- [Direction]: Your task is to give the listing below back word for word, pictures excluded.

::: Record list :::

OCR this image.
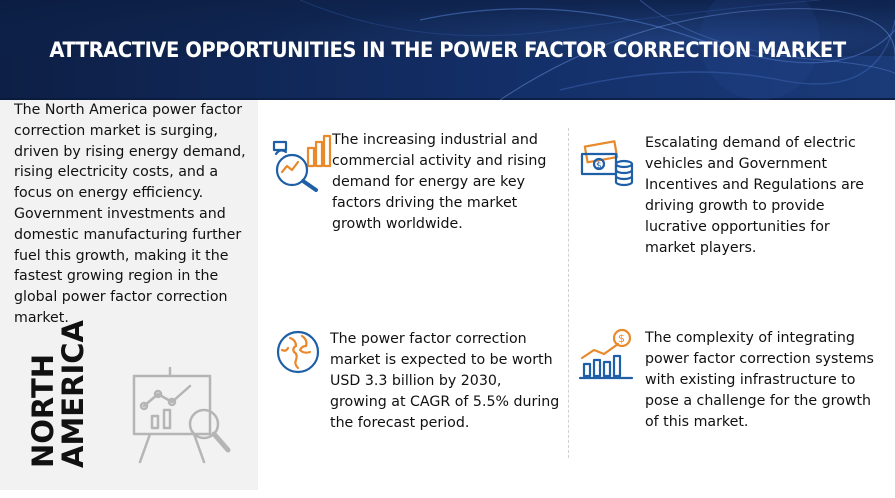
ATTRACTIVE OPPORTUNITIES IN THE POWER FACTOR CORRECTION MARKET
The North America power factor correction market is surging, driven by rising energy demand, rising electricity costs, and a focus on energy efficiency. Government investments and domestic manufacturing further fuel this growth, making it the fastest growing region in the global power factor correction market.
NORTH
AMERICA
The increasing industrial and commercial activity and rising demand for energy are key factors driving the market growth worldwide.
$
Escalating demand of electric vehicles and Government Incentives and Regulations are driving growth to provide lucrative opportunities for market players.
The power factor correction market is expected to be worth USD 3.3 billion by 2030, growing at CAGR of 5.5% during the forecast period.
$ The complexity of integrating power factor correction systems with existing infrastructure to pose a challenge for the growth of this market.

:::

- [Task answer]:
OCR this image.
ATTRACTIVE OPPORTUNITIES IN THE POWER FACTOR CORRECTION MARKET
The North America power factor correction market is surging, driven by rising energy demand, rising electricity costs, and a focus on energy efficiency. Government investments and domestic manufacturing further fuel this growth, making it the fastest growing region in the global power factor correction market.
NORTH
AMERICA
The increasing industrial and commercial activity and rising demand for energy are key factors driving the market growth worldwide.
$
Escalating demand of electric vehicles and Government Incentives and Regulations are driving growth to provide lucrative opportunities for market players.
The power factor correction market is expected to be worth USD 3.3 billion by 2030, growing at CAGR of 5.5% during the forecast period.
$ The complexity of integrating power factor correction systems with existing infrastructure to pose a challenge for the growth of this market.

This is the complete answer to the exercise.